(Given exercise) Render every line of the records as a JSON list of strings, one string per line, omitting blank lines.

(Extracted material)
● ● ● ● ● ● ●

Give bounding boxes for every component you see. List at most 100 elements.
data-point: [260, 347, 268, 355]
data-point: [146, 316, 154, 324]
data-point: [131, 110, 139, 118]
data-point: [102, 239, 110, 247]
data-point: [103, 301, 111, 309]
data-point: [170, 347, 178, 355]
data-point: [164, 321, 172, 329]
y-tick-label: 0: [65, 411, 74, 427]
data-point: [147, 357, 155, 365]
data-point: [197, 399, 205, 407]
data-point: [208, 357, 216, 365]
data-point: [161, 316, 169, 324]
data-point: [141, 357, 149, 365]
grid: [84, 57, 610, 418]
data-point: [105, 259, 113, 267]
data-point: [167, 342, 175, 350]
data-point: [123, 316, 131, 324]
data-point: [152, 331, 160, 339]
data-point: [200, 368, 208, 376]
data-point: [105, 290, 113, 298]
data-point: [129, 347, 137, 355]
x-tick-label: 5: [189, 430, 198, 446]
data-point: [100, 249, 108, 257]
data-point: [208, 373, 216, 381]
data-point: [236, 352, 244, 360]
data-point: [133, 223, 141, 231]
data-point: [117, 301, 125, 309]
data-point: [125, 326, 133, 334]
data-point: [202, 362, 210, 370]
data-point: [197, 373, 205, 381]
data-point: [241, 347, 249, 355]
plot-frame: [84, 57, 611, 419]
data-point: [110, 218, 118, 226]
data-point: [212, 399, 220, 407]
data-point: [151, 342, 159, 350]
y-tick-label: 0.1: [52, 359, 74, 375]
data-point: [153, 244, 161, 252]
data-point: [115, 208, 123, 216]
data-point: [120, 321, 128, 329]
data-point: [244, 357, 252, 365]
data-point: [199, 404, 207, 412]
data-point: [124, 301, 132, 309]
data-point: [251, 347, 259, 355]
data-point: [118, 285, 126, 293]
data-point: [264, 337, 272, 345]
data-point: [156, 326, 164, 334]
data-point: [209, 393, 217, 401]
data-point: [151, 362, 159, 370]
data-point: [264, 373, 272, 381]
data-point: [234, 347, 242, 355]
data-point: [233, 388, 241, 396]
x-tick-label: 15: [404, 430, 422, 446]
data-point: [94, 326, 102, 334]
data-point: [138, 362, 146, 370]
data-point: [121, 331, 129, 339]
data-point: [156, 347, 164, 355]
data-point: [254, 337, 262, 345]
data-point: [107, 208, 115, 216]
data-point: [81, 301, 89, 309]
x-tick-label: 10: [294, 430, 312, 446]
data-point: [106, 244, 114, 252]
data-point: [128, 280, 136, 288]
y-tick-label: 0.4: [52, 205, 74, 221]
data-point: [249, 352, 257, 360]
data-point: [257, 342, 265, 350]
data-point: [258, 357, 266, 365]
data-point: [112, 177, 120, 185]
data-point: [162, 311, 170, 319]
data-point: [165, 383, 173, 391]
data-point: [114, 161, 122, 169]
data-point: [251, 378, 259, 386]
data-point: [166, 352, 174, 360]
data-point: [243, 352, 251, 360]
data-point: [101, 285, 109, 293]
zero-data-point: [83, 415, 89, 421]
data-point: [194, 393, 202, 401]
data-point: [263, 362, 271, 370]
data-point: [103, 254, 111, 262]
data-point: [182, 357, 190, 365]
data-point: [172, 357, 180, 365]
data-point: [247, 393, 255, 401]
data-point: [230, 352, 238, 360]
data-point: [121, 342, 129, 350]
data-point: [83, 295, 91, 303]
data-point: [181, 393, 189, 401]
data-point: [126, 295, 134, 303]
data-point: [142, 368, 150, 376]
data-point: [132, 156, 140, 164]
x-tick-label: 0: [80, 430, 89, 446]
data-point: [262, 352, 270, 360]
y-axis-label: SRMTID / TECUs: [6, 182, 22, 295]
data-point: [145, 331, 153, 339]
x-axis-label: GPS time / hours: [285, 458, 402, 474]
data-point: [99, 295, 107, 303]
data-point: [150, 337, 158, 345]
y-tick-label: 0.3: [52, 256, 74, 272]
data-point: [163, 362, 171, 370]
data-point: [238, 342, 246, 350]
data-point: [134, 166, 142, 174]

● ● ● ● ● ● ●

(Task result)
[
  "Give bounding boxes for every component you see. List at most 100 elements.",
  "data-point: [260, 347, 268, 355]",
  "data-point: [146, 316, 154, 324]",
  "data-point: [131, 110, 139, 118]",
  "data-point: [102, 239, 110, 247]",
  "data-point: [103, 301, 111, 309]",
  "data-point: [170, 347, 178, 355]",
  "data-point: [164, 321, 172, 329]",
  "y-tick-label: 0: [65, 411, 74, 427]",
  "data-point: [147, 357, 155, 365]",
  "data-point: [197, 399, 205, 407]",
  "data-point: [208, 357, 216, 365]",
  "data-point: [161, 316, 169, 324]",
  "data-point: [141, 357, 149, 365]",
  "grid: [84, 57, 610, 418]",
  "data-point: [105, 259, 113, 267]",
  "data-point: [167, 342, 175, 350]",
  "data-point: [123, 316, 131, 324]",
  "data-point: [152, 331, 160, 339]",
  "data-point: [200, 368, 208, 376]",
  "data-point: [105, 290, 113, 298]",
  "data-point: [129, 347, 137, 355]",
  "x-tick-label: 5: [189, 430, 198, 446]",
  "data-point: [100, 249, 108, 257]",
  "data-point: [208, 373, 216, 381]",
  "data-point: [236, 352, 244, 360]",
  "data-point: [133, 223, 141, 231]",
  "data-point: [117, 301, 125, 309]",
  "data-point: [125, 326, 133, 334]",
  "data-point: [202, 362, 210, 370]",
  "data-point: [197, 373, 205, 381]",
  "data-point: [241, 347, 249, 355]",
  "plot-frame: [84, 57, 611, 419]",
  "data-point: [110, 218, 118, 226]",
  "data-point: [212, 399, 220, 407]",
  "data-point: [151, 342, 159, 350]",
  "y-tick-label: 0.1: [52, 359, 74, 375]",
  "data-point: [153, 244, 161, 252]",
  "data-point: [115, 208, 123, 216]",
  "data-point: [120, 321, 128, 329]",
  "data-point: [244, 357, 252, 365]",
  "data-point: [199, 404, 207, 412]",
  "data-point: [124, 301, 132, 309]",
  "data-point: [251, 347, 259, 355]",
  "data-point: [118, 285, 126, 293]",
  "data-point: [264, 337, 272, 345]",
  "data-point: [156, 326, 164, 334]",
  "data-point: [209, 393, 217, 401]",
  "data-point: [151, 362, 159, 370]",
  "data-point: [264, 373, 272, 381]",
  "data-point: [234, 347, 242, 355]",
  "data-point: [233, 388, 241, 396]",
  "x-tick-label: 15: [404, 430, 422, 446]",
  "data-point: [94, 326, 102, 334]",
  "data-point: [138, 362, 146, 370]",
  "data-point: [121, 331, 129, 339]",
  "data-point: [156, 347, 164, 355]",
  "data-point: [254, 337, 262, 345]",
  "data-point: [107, 208, 115, 216]",
  "data-point: [81, 301, 89, 309]",
  "x-tick-label: 10: [294, 430, 312, 446]",
  "data-point: [106, 244, 114, 252]",
  "data-point: [128, 280, 136, 288]",
  "y-tick-label: 0.4: [52, 205, 74, 221]",
  "data-point: [249, 352, 257, 360]",
  "data-point: [257, 342, 265, 350]",
  "data-point: [258, 357, 266, 365]",
  "data-point: [112, 177, 120, 185]",
  "data-point: [162, 311, 170, 319]",
  "data-point: [165, 383, 173, 391]",
  "data-point: [114, 161, 122, 169]",
  "data-point: [251, 378, 259, 386]",
  "data-point: [166, 352, 174, 360]",
  "data-point: [243, 352, 251, 360]",
  "data-point: [101, 285, 109, 293]",
  "zero-data-point: [83, 415, 89, 421]",
  "data-point: [194, 393, 202, 401]",
  "data-point: [263, 362, 271, 370]",
  "data-point: [103, 254, 111, 262]",
  "data-point: [182, 357, 190, 365]",
  "data-point: [172, 357, 180, 365]",
  "data-point: [247, 393, 255, 401]",
  "data-point: [230, 352, 238, 360]",
  "data-point: [121, 342, 129, 350]",
  "data-point: [83, 295, 91, 303]",
  "data-point: [181, 393, 189, 401]",
  "data-point: [126, 295, 134, 303]",
  "data-point: [142, 368, 150, 376]",
  "data-point: [132, 156, 140, 164]",
  "x-tick-label: 0: [80, 430, 89, 446]",
  "data-point: [262, 352, 270, 360]",
  "y-axis-label: SRMTID / TECUs: [6, 182, 22, 295]",
  "data-point: [145, 331, 153, 339]",
  "x-axis-label: GPS time / hours: [285, 458, 402, 474]",
  "data-point: [99, 295, 107, 303]",
  "data-point: [150, 337, 158, 345]",
  "y-tick-label: 0.3: [52, 256, 74, 272]",
  "data-point: [163, 362, 171, 370]",
  "data-point: [238, 342, 246, 350]",
  "data-point: [134, 166, 142, 174]"
]